-------- RECORDS FOR THE TASK
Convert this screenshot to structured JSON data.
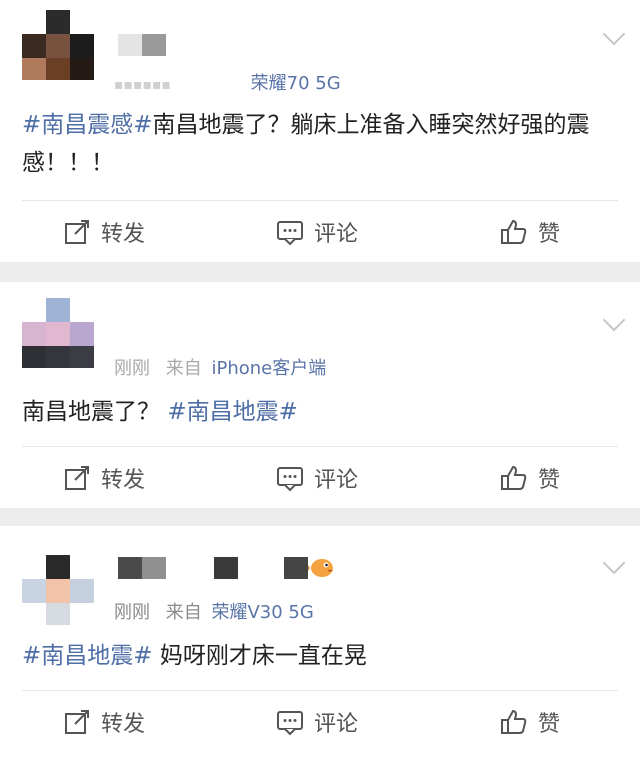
{
  "accent_color": "#4e6ea6",
  "actions": {
    "repost_label": "转发",
    "comment_label": "评论",
    "like_label": "赞"
  },
  "posts": [
    {
      "source_prefix": "",
      "device": "荣耀70 5G",
      "hashtag_1": "#南昌震感#",
      "text_1": "南昌地震了？躺床上准备入睡突然好强的震感！！！"
    },
    {
      "time": "刚刚",
      "from": "来自",
      "device": "iPhone客户端",
      "text_1": "南昌地震了？",
      "hashtag_1": "#南昌地震#"
    },
    {
      "time": "刚刚",
      "from": "来自",
      "device": "荣耀V30 5G",
      "hashtag_1": "#南昌地震#",
      "text_1": "妈呀刚才床一直在晃"
    }
  ]
}
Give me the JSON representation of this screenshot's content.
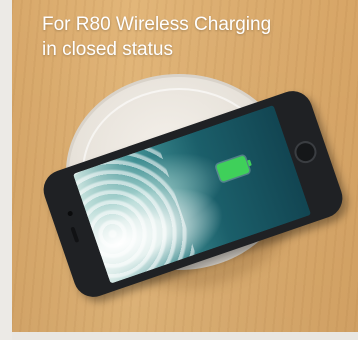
{
  "caption": {
    "line1": "For R80 Wireless Charging",
    "line2": "in closed status"
  }
}
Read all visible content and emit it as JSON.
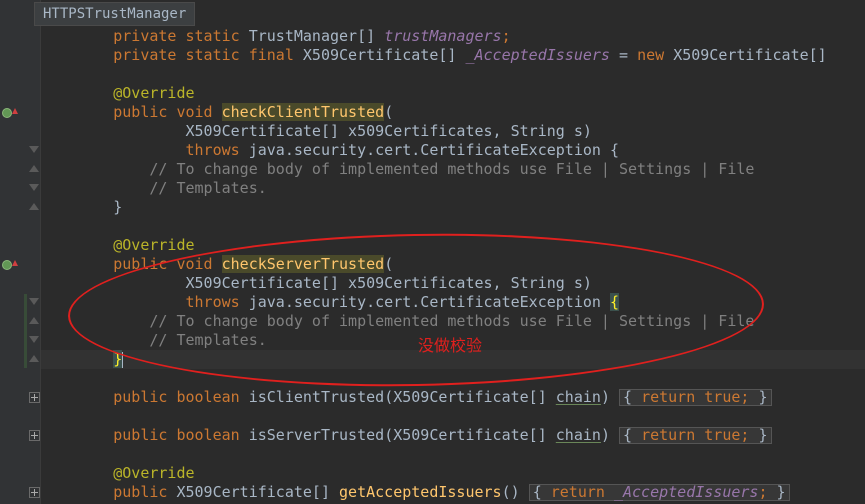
{
  "breadcrumb": "HTTPSTrustManager",
  "lines": {
    "l1": {
      "kw": "private static ",
      "type": "TrustManager[] ",
      "field": "trustManagers",
      "end": ";"
    },
    "l2": {
      "kw": "private static final ",
      "type": "X509Certificate[] ",
      "field": "_AcceptedIssuers",
      "mid": " = ",
      "kw2": "new ",
      "tail": "X509Certificate[]"
    },
    "l3": {
      "ann": "@Override"
    },
    "l4": {
      "kw": "public void ",
      "meth": "checkClientTrusted",
      "tail": "("
    },
    "l5": {
      "text": "        X509Certificate[] x509Certificates, String s)"
    },
    "l6": {
      "kw": "        throws ",
      "tail": "java.security.cert.CertificateException {"
    },
    "l7": {
      "cmt": "    // To change body of implemented methods use File | Settings | File"
    },
    "l8": {
      "cmt": "    // Templates."
    },
    "l9": {
      "text": "}"
    },
    "l10": {
      "ann": "@Override"
    },
    "l11": {
      "kw": "public void ",
      "meth": "checkServerTrusted",
      "tail": "("
    },
    "l12": {
      "text": "        X509Certificate[] x509Certificates, String s)"
    },
    "l13": {
      "kw": "        throws ",
      "tail": "java.security.cert.CertificateException ",
      "brace": "{"
    },
    "l14": {
      "cmt": "    // To change body of implemented methods use File | Settings | File"
    },
    "l15": {
      "cmt": "    // Templates."
    },
    "l16": {
      "brace": "}"
    },
    "l17": {
      "kw": "public boolean ",
      "meth": "isClientTrusted",
      "mid": "(X509Certificate[] ",
      "param": "chain",
      "close": ")",
      "fold": "{ ",
      "kwr": "return true;",
      "foldend": " }"
    },
    "l18": {
      "kw": "public boolean ",
      "meth": "isServerTrusted",
      "mid": "(X509Certificate[] ",
      "param": "chain",
      "close": ")",
      "fold": "{ ",
      "kwr": "return true;",
      "foldend": " }"
    },
    "l19": {
      "ann": "@Override"
    },
    "l20": {
      "kw": "public ",
      "type": "X509Certificate[] ",
      "meth": "getAcceptedIssuers",
      "mid": "() ",
      "fold": "{ ",
      "kwr": "return ",
      "field": "_AcceptedIssuers",
      "semi": ";",
      "foldend": " }"
    }
  },
  "annotation": {
    "text": "没做校验",
    "color": "#e0201e"
  },
  "colors": {
    "keyword": "#cc7832",
    "annotation": "#bbb529",
    "field": "#9876aa",
    "comment": "#808080",
    "method": "#ffc66d",
    "background": "#2b2b2b"
  }
}
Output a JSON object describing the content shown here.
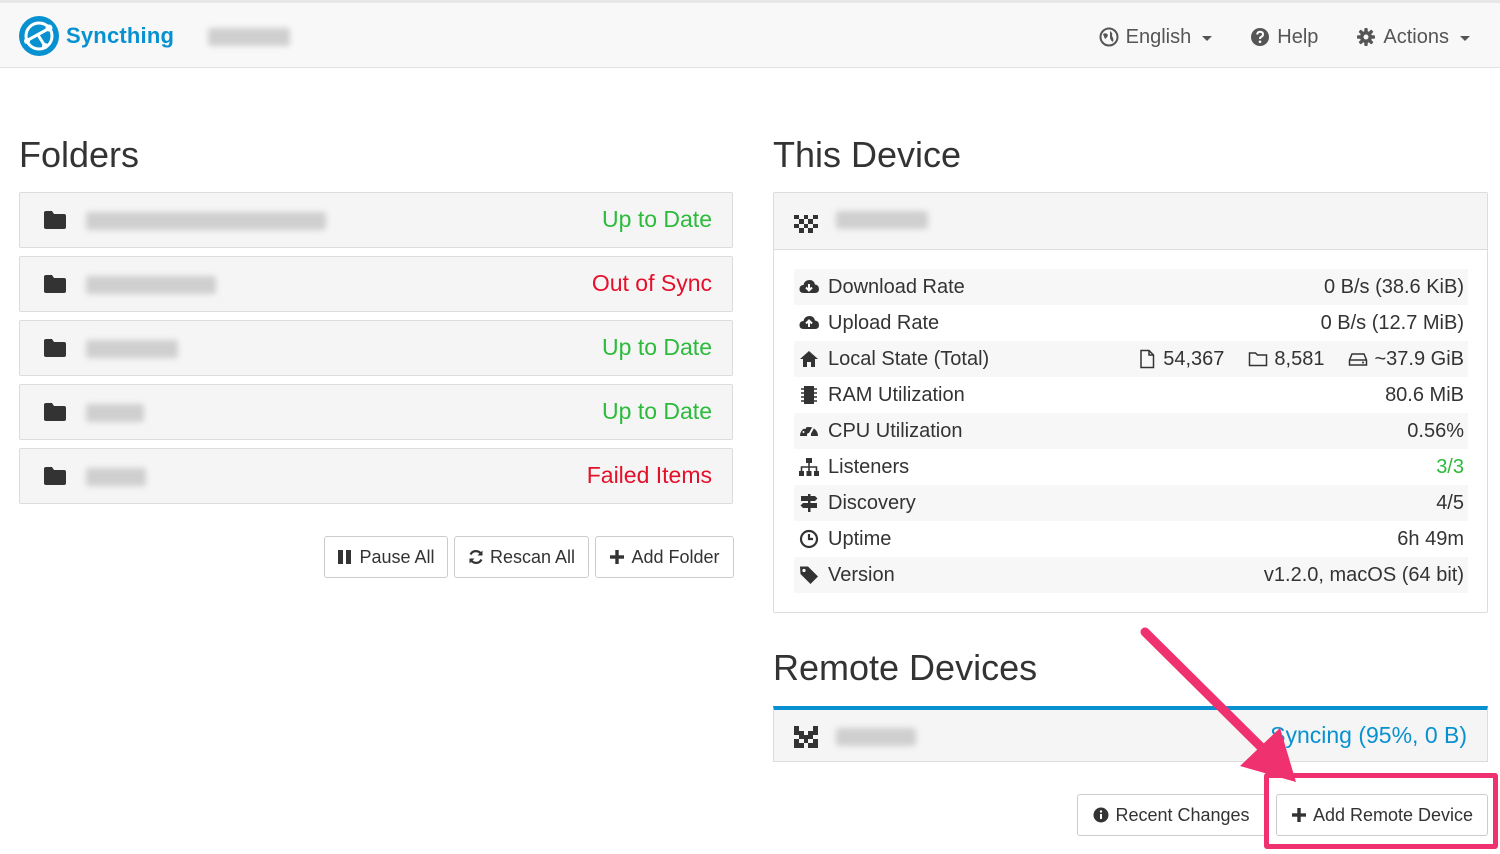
{
  "navbar": {
    "brand": "Syncthing",
    "language": "English",
    "help": "Help",
    "actions": "Actions"
  },
  "folders": {
    "heading": "Folders",
    "items": [
      {
        "status": "Up to Date",
        "state": "ok"
      },
      {
        "status": "Out of Sync",
        "state": "bad"
      },
      {
        "status": "Up to Date",
        "state": "ok"
      },
      {
        "status": "Up to Date",
        "state": "ok"
      },
      {
        "status": "Failed Items",
        "state": "bad"
      }
    ],
    "buttons": {
      "pause_all": "Pause All",
      "rescan_all": "Rescan All",
      "add_folder": "Add Folder"
    }
  },
  "this_device": {
    "heading": "This Device",
    "stats": {
      "download_rate": {
        "label": "Download Rate",
        "value": "0 B/s (38.6 KiB)"
      },
      "upload_rate": {
        "label": "Upload Rate",
        "value": "0 B/s (12.7 MiB)"
      },
      "local_state": {
        "label": "Local State (Total)",
        "files": "54,367",
        "folders": "8,581",
        "size": "~37.9 GiB"
      },
      "ram": {
        "label": "RAM Utilization",
        "value": "80.6 MiB"
      },
      "cpu": {
        "label": "CPU Utilization",
        "value": "0.56%"
      },
      "listeners": {
        "label": "Listeners",
        "value": "3/3"
      },
      "discovery": {
        "label": "Discovery",
        "value": "4/5"
      },
      "uptime": {
        "label": "Uptime",
        "value": "6h 49m"
      },
      "version": {
        "label": "Version",
        "value": "v1.2.0, macOS (64 bit)"
      }
    }
  },
  "remote_devices": {
    "heading": "Remote Devices",
    "items": [
      {
        "status": "Syncing (95%, 0 B)"
      }
    ],
    "buttons": {
      "recent_changes": "Recent Changes",
      "add_remote_device": "Add Remote Device"
    }
  },
  "colors": {
    "brand": "#0891d1",
    "ok": "#2cbb3c",
    "bad": "#e5102a",
    "annotation": "#f0316f"
  }
}
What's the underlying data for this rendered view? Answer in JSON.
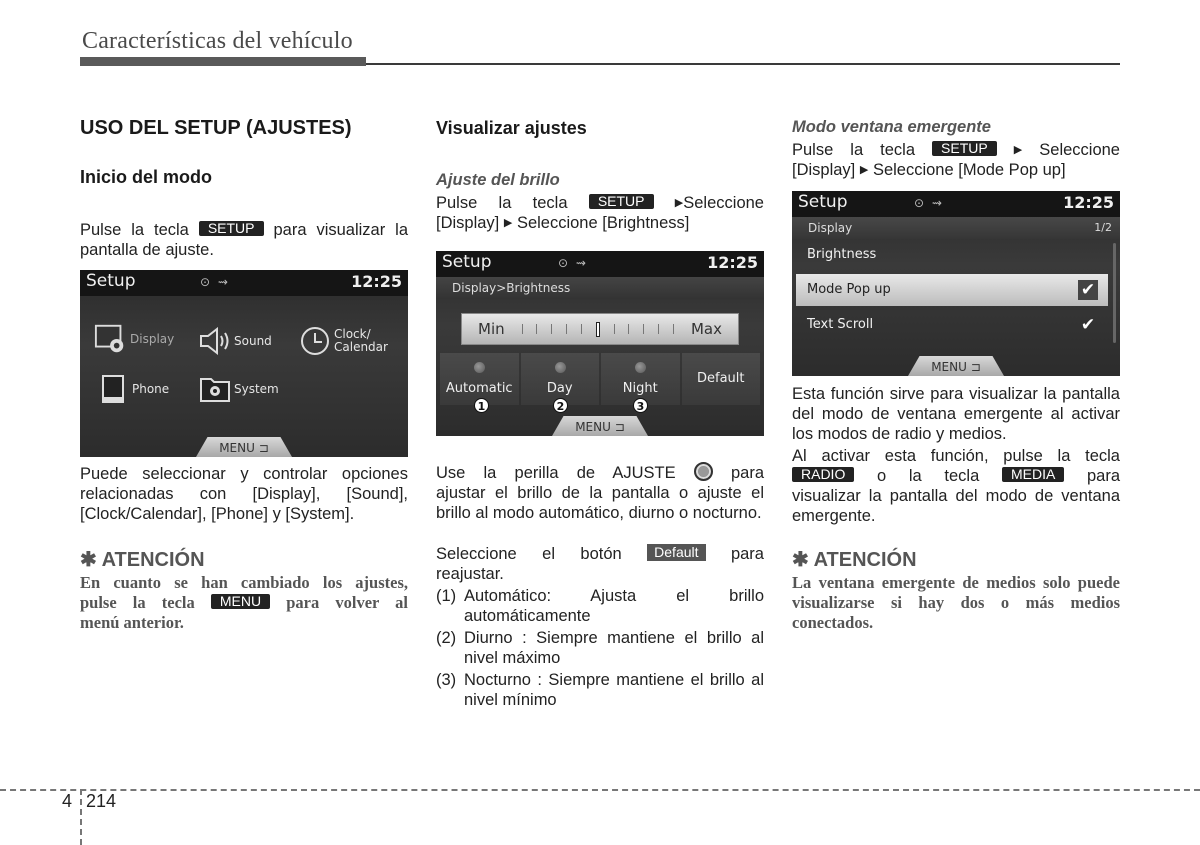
{
  "header": {
    "title": "Características del vehículo"
  },
  "col1": {
    "heading": "USO DEL SETUP (AJUSTES)",
    "subheading": "Inicio del modo",
    "intro_pre": "Pulse la tecla",
    "intro_key": "SETUP",
    "intro_post": "para visualizar la",
    "intro_line2": "pantalla de ajuste.",
    "screen": {
      "title": "Setup",
      "status_icons": "⊙ ⇝",
      "time": "12:25",
      "items": [
        {
          "label": "Display",
          "icon": "display-settings-icon"
        },
        {
          "label": "Sound",
          "icon": "speaker-icon"
        },
        {
          "label": "Clock/\nCalendar",
          "label_line1": "Clock/",
          "label_line2": "Calendar",
          "icon": "clock-icon"
        },
        {
          "label": "Phone",
          "icon": "phone-icon"
        },
        {
          "label": "System",
          "icon": "folder-gear-icon"
        }
      ],
      "menu_label": "MENU ⊐"
    },
    "body_lines": [
      "Puede seleccionar y controlar opciones",
      "relacionadas con [Display], [Sound],",
      "[Clock/Calendar], [Phone] y [System]."
    ],
    "attention": {
      "symbol": "✱",
      "title": "ATENCIÓN",
      "line1": "En cuanto se han cambiado los ajustes,",
      "line2_pre": "pulse la tecla",
      "line2_key": "MENU",
      "line2_post": "para volver al",
      "line3": "menú anterior."
    }
  },
  "col2": {
    "heading": "Visualizar ajustes",
    "subheading": "Ajuste del brillo",
    "instr_pre": "Pulse la tecla",
    "instr_key": "SETUP",
    "instr_sel1": "Seleccione",
    "instr_line2_a": "[Display]",
    "instr_line2_b": "Seleccione [Brightness]",
    "screen": {
      "title": "Setup",
      "status_icons": "⊙ ⇝",
      "time": "12:25",
      "breadcrumb": "Display>Brightness",
      "slider_min": "Min",
      "slider_max": "Max",
      "slider_level": 0.5,
      "slider_ticks": 11,
      "modes": [
        {
          "label": "Automatic",
          "badge": "1"
        },
        {
          "label": "Day",
          "badge": "2"
        },
        {
          "label": "Night",
          "badge": "3"
        },
        {
          "label": "Default",
          "badge": ""
        }
      ],
      "menu_label": "MENU ⊐"
    },
    "para1_line1_pre": "Use la perilla de AJUSTE",
    "para1_line1_post": "para",
    "para1_rest": "ajustar el brillo de la pantalla o ajuste el brillo al modo automático, diurno o nocturno.",
    "para2_pre": "Seleccione el botón",
    "para2_key": "Default",
    "para2_post": "para",
    "para2_line2": "reajustar.",
    "list": [
      {
        "num": "(1)",
        "text": "Automático: Ajusta el brillo automáticamente"
      },
      {
        "num": "(2)",
        "text": "Diurno : Siempre mantiene el brillo al nivel máximo"
      },
      {
        "num": "(3)",
        "text": "Nocturno : Siempre mantiene el brillo al nivel mínimo"
      }
    ]
  },
  "col3": {
    "subheading": "Modo ventana emergente",
    "instr_pre": "Pulse la tecla",
    "instr_key": "SETUP",
    "instr_sel1": "Seleccione",
    "instr_line2_a": "[Display]",
    "instr_line2_b": "Seleccione [Mode Pop up]",
    "screen": {
      "title": "Setup",
      "status_icons": "⊙ ⇝",
      "time": "12:25",
      "section": "Display",
      "page": "1/2",
      "rows": [
        {
          "label": "Brightness",
          "checked": false,
          "selected": false
        },
        {
          "label": "Mode Pop up",
          "checked": true,
          "selected": true
        },
        {
          "label": "Text Scroll",
          "checked": true,
          "selected": false
        }
      ],
      "check_glyph": "✔",
      "menu_label": "MENU ⊐"
    },
    "para1": "Esta función sirve para visualizar la pantalla del modo de ventana emergente al activar los modos de radio y medios.",
    "para2_line1": "Al activar esta función, pulse la tecla",
    "para2_key1": "RADIO",
    "para2_mid": "o la tecla",
    "para2_key2": "MEDIA",
    "para2_post": "para",
    "para2_rest": "visualizar la pantalla del modo de ventana emergente.",
    "attention": {
      "symbol": "✱",
      "title": "ATENCIÓN",
      "body": "La ventana emergente de medios solo puede visualizarse si hay dos o más medios conectados."
    }
  },
  "footer": {
    "chapter": "4",
    "page": "214"
  },
  "glyphs": {
    "triangle": "▶"
  }
}
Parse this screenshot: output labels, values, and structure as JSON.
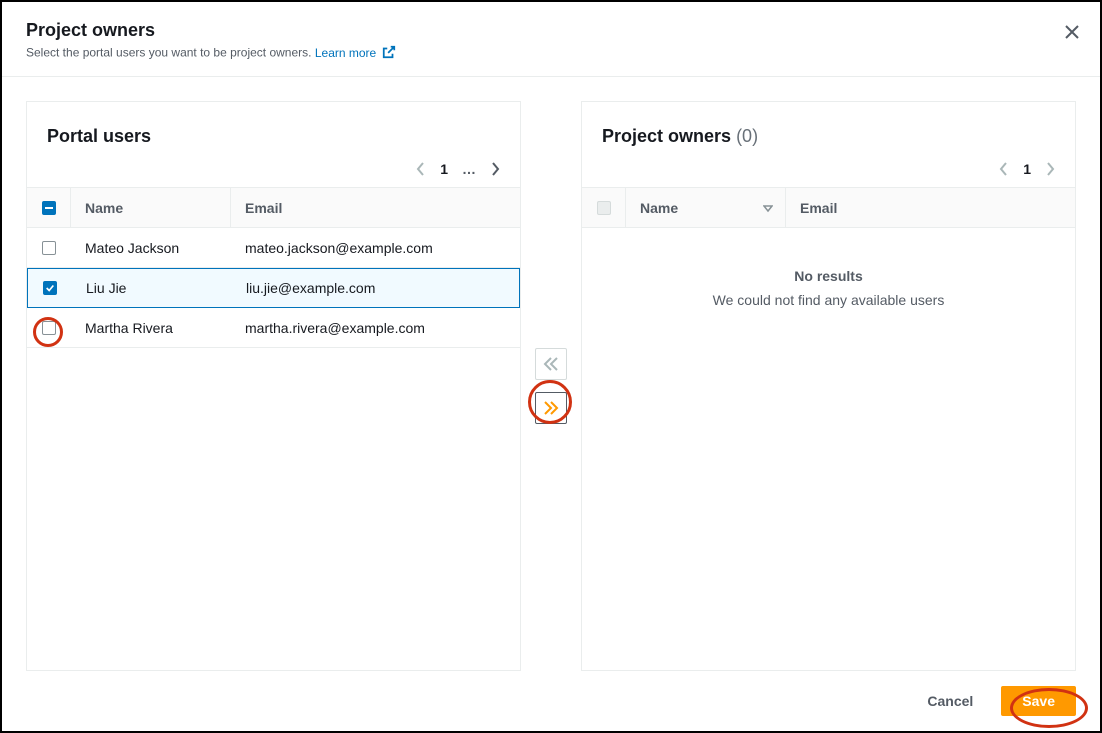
{
  "header": {
    "title": "Project owners",
    "subtitle": "Select the portal users you want to be project owners.",
    "learn_more_label": "Learn more"
  },
  "left_panel": {
    "title": "Portal users",
    "pagination": {
      "current_page": "1",
      "ellipsis": "…"
    },
    "columns": {
      "name": "Name",
      "email": "Email"
    },
    "header_check_state": "intermediate",
    "rows": [
      {
        "checked": false,
        "name": "Mateo Jackson",
        "email": "mateo.jackson@example.com"
      },
      {
        "checked": true,
        "name": "Liu Jie",
        "email": "liu.jie@example.com"
      },
      {
        "checked": false,
        "name": "Martha Rivera",
        "email": "martha.rivera@example.com"
      }
    ]
  },
  "right_panel": {
    "title": "Project owners",
    "count": "(0)",
    "pagination": {
      "current_page": "1"
    },
    "columns": {
      "name": "Name",
      "email": "Email"
    },
    "empty": {
      "title": "No results",
      "message": "We could not find any available users"
    }
  },
  "footer": {
    "cancel_label": "Cancel",
    "save_label": "Save"
  }
}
----------------
Review the material and copy each line in which the word "private" appears.

      "kw": "private static ",
      "kw": "private static final ",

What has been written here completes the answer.